▸ About this exercise
Give every entry again, word for word.

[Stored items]
※
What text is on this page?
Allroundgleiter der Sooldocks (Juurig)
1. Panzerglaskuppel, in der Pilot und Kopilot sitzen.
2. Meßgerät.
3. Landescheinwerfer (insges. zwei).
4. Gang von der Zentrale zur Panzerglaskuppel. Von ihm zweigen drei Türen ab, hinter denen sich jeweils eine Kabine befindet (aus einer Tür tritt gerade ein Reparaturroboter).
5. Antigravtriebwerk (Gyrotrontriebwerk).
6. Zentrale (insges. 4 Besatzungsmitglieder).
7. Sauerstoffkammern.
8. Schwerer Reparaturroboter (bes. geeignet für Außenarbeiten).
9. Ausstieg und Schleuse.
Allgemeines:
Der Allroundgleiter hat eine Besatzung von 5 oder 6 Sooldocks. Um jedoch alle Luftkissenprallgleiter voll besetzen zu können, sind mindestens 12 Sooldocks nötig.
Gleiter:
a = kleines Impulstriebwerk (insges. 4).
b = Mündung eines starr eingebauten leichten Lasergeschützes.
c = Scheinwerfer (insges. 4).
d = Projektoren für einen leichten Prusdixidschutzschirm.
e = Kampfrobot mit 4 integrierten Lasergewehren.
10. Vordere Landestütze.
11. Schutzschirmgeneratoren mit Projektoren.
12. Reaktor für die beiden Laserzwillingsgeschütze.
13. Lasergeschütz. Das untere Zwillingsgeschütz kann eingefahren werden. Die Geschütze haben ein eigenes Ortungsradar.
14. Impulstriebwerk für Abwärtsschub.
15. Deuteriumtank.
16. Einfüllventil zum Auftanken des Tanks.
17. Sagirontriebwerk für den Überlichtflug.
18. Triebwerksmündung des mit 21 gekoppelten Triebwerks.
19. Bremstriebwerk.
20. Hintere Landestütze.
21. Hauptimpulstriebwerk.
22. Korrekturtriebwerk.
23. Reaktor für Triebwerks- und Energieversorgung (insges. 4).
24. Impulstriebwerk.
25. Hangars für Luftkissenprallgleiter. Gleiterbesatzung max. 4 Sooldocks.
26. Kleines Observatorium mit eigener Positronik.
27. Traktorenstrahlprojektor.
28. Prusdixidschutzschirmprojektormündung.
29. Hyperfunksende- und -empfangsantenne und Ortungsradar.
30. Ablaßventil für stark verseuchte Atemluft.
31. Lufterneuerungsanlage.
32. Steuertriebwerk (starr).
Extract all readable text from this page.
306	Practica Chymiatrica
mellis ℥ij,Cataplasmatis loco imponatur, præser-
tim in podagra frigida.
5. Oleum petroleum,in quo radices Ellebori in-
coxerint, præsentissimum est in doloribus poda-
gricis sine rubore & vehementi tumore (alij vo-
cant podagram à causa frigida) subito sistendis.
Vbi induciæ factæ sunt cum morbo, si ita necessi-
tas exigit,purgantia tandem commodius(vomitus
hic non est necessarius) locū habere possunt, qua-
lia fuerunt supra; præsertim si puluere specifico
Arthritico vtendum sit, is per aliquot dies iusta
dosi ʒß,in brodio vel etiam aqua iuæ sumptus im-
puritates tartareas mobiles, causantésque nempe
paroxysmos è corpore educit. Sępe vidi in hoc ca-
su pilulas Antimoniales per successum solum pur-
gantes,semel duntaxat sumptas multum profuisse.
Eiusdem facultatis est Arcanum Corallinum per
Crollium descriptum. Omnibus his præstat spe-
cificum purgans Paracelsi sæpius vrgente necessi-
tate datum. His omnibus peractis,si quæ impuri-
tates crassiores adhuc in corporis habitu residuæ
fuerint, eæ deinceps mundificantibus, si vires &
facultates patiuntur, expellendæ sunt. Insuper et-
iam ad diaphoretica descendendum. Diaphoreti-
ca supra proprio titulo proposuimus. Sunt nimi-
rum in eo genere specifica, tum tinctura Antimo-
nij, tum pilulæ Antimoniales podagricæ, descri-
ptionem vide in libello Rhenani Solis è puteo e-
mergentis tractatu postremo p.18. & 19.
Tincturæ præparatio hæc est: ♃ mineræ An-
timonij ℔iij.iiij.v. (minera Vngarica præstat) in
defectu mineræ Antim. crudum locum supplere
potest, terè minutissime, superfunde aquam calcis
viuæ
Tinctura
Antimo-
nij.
※
▸ Task answer
What text is on this page?
Allroundgleiter der Sooldocks (Juurig)
1. Panzerglaskuppel, in der Pilot und Kopilot sitzen.
2. Meßgerät.
3. Landescheinwerfer (insges. zwei).
4. Gang von der Zentrale zur Panzerglaskuppel. Von ihm zweigen drei Türen ab, hinter denen sich jeweils eine Kabine befindet (aus einer Tür tritt gerade ein Reparaturroboter).
5. Antigravtriebwerk (Gyrotrontriebwerk).
6. Zentrale (insges. 4 Besatzungsmitglieder).
7. Sauerstoffkammern.
8. Schwerer Reparaturroboter (bes. geeignet für Außenarbeiten).
9. Ausstieg und Schleuse.
Allgemeines:
Der Allroundgleiter hat eine Besatzung von 5 oder 6 Sooldocks. Um jedoch alle Luftkissenprallgleiter voll besetzen zu können, sind mindestens 12 Sooldocks nötig.
Gleiter:
a = kleines Impulstriebwerk (insges. 4).
b = Mündung eines starr eingebauten leichten Lasergeschützes.
c = Scheinwerfer (insges. 4).
d = Projektoren für einen leichten Prusdixidschutzschirm.
e = Kampfrobot mit 4 integrierten Lasergewehren.
10. Vordere Landestütze.
11. Schutzschirmgeneratoren mit Projektoren.
12. Reaktor für die beiden Laserzwillingsgeschütze.
13. Lasergeschütz. Das untere Zwillingsgeschütz kann eingefahren werden. Die Geschütze haben ein eigenes Ortungsradar.
14. Impulstriebwerk für Abwärtsschub.
15. Deuteriumtank.
16. Einfüllventil zum Auftanken des Tanks.
17. Sagirontriebwerk für den Überlichtflug.
18. Triebwerksmündung des mit 21 gekoppelten Triebwerks.
19. Bremstriebwerk.
20. Hintere Landestütze.
21. Hauptimpulstriebwerk.
22. Korrekturtriebwerk.
23. Reaktor für Triebwerks- und Energieversorgung (insges. 4).
24. Impulstriebwerk.
25. Hangars für Luftkissenprallgleiter. Gleiterbesatzung max. 4 Sooldocks.
26. Kleines Observatorium mit eigener Positronik.
27. Traktorenstrahlprojektor.
28. Prusdixidschutzschirmprojektormündung.
29. Hyperfunksende- und -empfangsantenne und Ortungsradar.
30. Ablaßventil für stark verseuchte Atemluft.
31. Lufterneuerungsanlage.
32. Steuertriebwerk (starr).
Extract all readable text from this page.
306	Practica Chymiatrica
mellis ℥ij,Cataplasmatis loco imponatur, præser-
tim in podagra frigida.
5. Oleum petroleum,in quo radices Ellebori in-
coxerint, præsentissimum est in doloribus poda-
gricis sine rubore & vehementi tumore (alij vo-
cant podagram à causa frigida) subito sistendis.
Vbi induciæ factæ sunt cum morbo, si ita necessi-
tas exigit,purgantia tandem commodius(vomitus
hic non est necessarius) locū habere possunt, qua-
lia fuerunt supra; præsertim si puluere specifico
Arthritico vtendum sit, is per aliquot dies iusta
dosi ʒß,in brodio vel etiam aqua iuæ sumptus im-
puritates tartareas mobiles, causantésque nempe
paroxysmos è corpore educit. Sępe vidi in hoc ca-
su pilulas Antimoniales per successum solum pur-
gantes,semel duntaxat sumptas multum profuisse.
Eiusdem facultatis est Arcanum Corallinum per
Crollium descriptum. Omnibus his præstat spe-
cificum purgans Paracelsi sæpius vrgente necessi-
tate datum. His omnibus peractis,si quæ impuri-
tates crassiores adhuc in corporis habitu residuæ
fuerint, eæ deinceps mundificantibus, si vires &
facultates patiuntur, expellendæ sunt. Insuper et-
iam ad diaphoretica descendendum. Diaphoreti-
ca supra proprio titulo proposuimus. Sunt nimi-
rum in eo genere specifica, tum tinctura Antimo-
nij, tum pilulæ Antimoniales podagricæ, descri-
ptionem vide in libello Rhenani Solis è puteo e-
mergentis tractatu postremo p.18. & 19.
Tincturæ præparatio hæc est: ♃ mineræ An-
timonij ℔iij.iiij.v. (minera Vngarica præstat) in
defectu mineræ Antim. crudum locum supplere
potest, terè minutissime, superfunde aquam calcis
viuæ
Tinctura
Antimo-
nij.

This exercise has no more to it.